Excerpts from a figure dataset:
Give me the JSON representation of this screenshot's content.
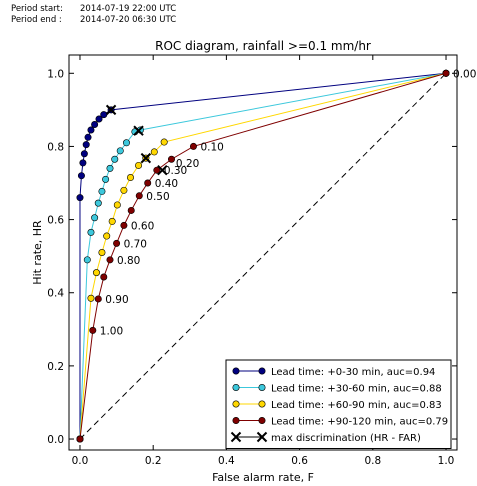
{
  "period": {
    "start_label": "Period start:",
    "start_value": "2014-07-19 22:00 UTC",
    "end_label": "Period end :",
    "end_value": "2014-07-20 06:30 UTC"
  },
  "chart_data": {
    "type": "line",
    "title": "ROC diagram, rainfall >=0.1 mm/hr",
    "xlabel": "False alarm rate, F",
    "ylabel": "Hit rate, HR",
    "xlim": [
      -0.03,
      1.03
    ],
    "ylim": [
      -0.03,
      1.05
    ],
    "xticks": [
      "0.0",
      "0.2",
      "0.4",
      "0.6",
      "0.8",
      "1.0"
    ],
    "yticks": [
      "0.0",
      "0.2",
      "0.4",
      "0.6",
      "0.8",
      "1.0"
    ],
    "grid": false,
    "legend_position": "lower-right",
    "series": [
      {
        "name": "Lead time: +0-30 min, auc=0.94",
        "color": "#00007f",
        "points": [
          [
            0,
            0
          ],
          [
            0.0,
            0.66
          ],
          [
            0.004,
            0.72
          ],
          [
            0.008,
            0.755
          ],
          [
            0.012,
            0.78
          ],
          [
            0.017,
            0.805
          ],
          [
            0.022,
            0.825
          ],
          [
            0.03,
            0.845
          ],
          [
            0.04,
            0.86
          ],
          [
            0.052,
            0.875
          ],
          [
            0.065,
            0.887
          ],
          [
            0.085,
            0.9
          ],
          [
            1,
            1
          ]
        ]
      },
      {
        "name": "Lead time: +30-60 min, auc=0.88",
        "color": "#3cc8dc",
        "points": [
          [
            0,
            0
          ],
          [
            0.02,
            0.49
          ],
          [
            0.03,
            0.565
          ],
          [
            0.04,
            0.605
          ],
          [
            0.05,
            0.645
          ],
          [
            0.06,
            0.677
          ],
          [
            0.07,
            0.71
          ],
          [
            0.082,
            0.74
          ],
          [
            0.095,
            0.765
          ],
          [
            0.11,
            0.788
          ],
          [
            0.127,
            0.81
          ],
          [
            0.15,
            0.84
          ],
          [
            0.165,
            0.845
          ],
          [
            1,
            1
          ]
        ]
      },
      {
        "name": "Lead time: +60-90 min, auc=0.83",
        "color": "#ffd700",
        "points": [
          [
            0,
            0
          ],
          [
            0.03,
            0.385
          ],
          [
            0.045,
            0.455
          ],
          [
            0.06,
            0.51
          ],
          [
            0.073,
            0.555
          ],
          [
            0.088,
            0.595
          ],
          [
            0.102,
            0.64
          ],
          [
            0.12,
            0.68
          ],
          [
            0.138,
            0.715
          ],
          [
            0.16,
            0.748
          ],
          [
            0.18,
            0.768
          ],
          [
            0.203,
            0.785
          ],
          [
            0.23,
            0.812
          ],
          [
            1,
            1
          ]
        ]
      },
      {
        "name": "Lead time: +90-120 min, auc=0.79",
        "color": "#7f0000",
        "points": [
          [
            0,
            0
          ],
          [
            0.035,
            0.297
          ],
          [
            0.05,
            0.383
          ],
          [
            0.065,
            0.443
          ],
          [
            0.082,
            0.49
          ],
          [
            0.1,
            0.535
          ],
          [
            0.12,
            0.584
          ],
          [
            0.14,
            0.625
          ],
          [
            0.162,
            0.665
          ],
          [
            0.185,
            0.7
          ],
          [
            0.21,
            0.735
          ],
          [
            0.25,
            0.765
          ],
          [
            0.31,
            0.8
          ],
          [
            1,
            1
          ]
        ]
      }
    ],
    "threshold_labels": [
      {
        "text": "0.00",
        "x": 1.0,
        "y": 1.0
      },
      {
        "text": "0.10",
        "x": 0.31,
        "y": 0.8
      },
      {
        "text": "0.20",
        "x": 0.243,
        "y": 0.755
      },
      {
        "text": "0.30",
        "x": 0.21,
        "y": 0.735
      },
      {
        "text": "0.40",
        "x": 0.185,
        "y": 0.7
      },
      {
        "text": "0.50",
        "x": 0.162,
        "y": 0.665
      },
      {
        "text": "0.60",
        "x": 0.12,
        "y": 0.584
      },
      {
        "text": "0.70",
        "x": 0.1,
        "y": 0.535
      },
      {
        "text": "0.80",
        "x": 0.082,
        "y": 0.49
      },
      {
        "text": "0.90",
        "x": 0.05,
        "y": 0.383
      },
      {
        "text": "1.00",
        "x": 0.035,
        "y": 0.297
      }
    ],
    "max_discrimination": {
      "name": "max discrimination (HR - FAR)",
      "color": "#000000",
      "points": [
        [
          0.085,
          0.9
        ],
        [
          0.16,
          0.843
        ],
        [
          0.18,
          0.768
        ],
        [
          0.225,
          0.735
        ]
      ]
    },
    "diagonal": {
      "from": [
        0,
        0
      ],
      "to": [
        1,
        1
      ],
      "style": "dashed"
    }
  }
}
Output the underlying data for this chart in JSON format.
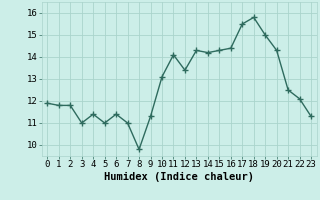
{
  "x": [
    0,
    1,
    2,
    3,
    4,
    5,
    6,
    7,
    8,
    9,
    10,
    11,
    12,
    13,
    14,
    15,
    16,
    17,
    18,
    19,
    20,
    21,
    22,
    23
  ],
  "y": [
    11.9,
    11.8,
    11.8,
    11.0,
    11.4,
    11.0,
    11.4,
    11.0,
    9.8,
    11.3,
    13.1,
    14.1,
    13.4,
    14.3,
    14.2,
    14.3,
    14.4,
    15.5,
    15.8,
    15.0,
    14.3,
    12.5,
    12.1,
    11.3
  ],
  "line_color": "#2e6b5e",
  "marker": "+",
  "marker_size": 4,
  "bg_color": "#cceee8",
  "grid_color": "#aad4cc",
  "xlabel": "Humidex (Indice chaleur)",
  "xlabel_fontsize": 7.5,
  "xlim": [
    -0.5,
    23.5
  ],
  "ylim": [
    9.5,
    16.5
  ],
  "yticks": [
    10,
    11,
    12,
    13,
    14,
    15,
    16
  ],
  "xticks": [
    0,
    1,
    2,
    3,
    4,
    5,
    6,
    7,
    8,
    9,
    10,
    11,
    12,
    13,
    14,
    15,
    16,
    17,
    18,
    19,
    20,
    21,
    22,
    23
  ],
  "tick_fontsize": 6.5,
  "line_width": 1.0
}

Problem statement — Out of the records, collect only those lines that contain the string "name".

Full solution —
        "name": "Lead time: +0-30 min, auc=0.94",
        "name": "Lead time: +30-60 min, auc=0.88",
        "name": "Lead time: +60-90 min, auc=0.83",
        "name": "Lead time: +90-120 min, auc=0.79",
      "name": "max discrimination (HR - FAR)",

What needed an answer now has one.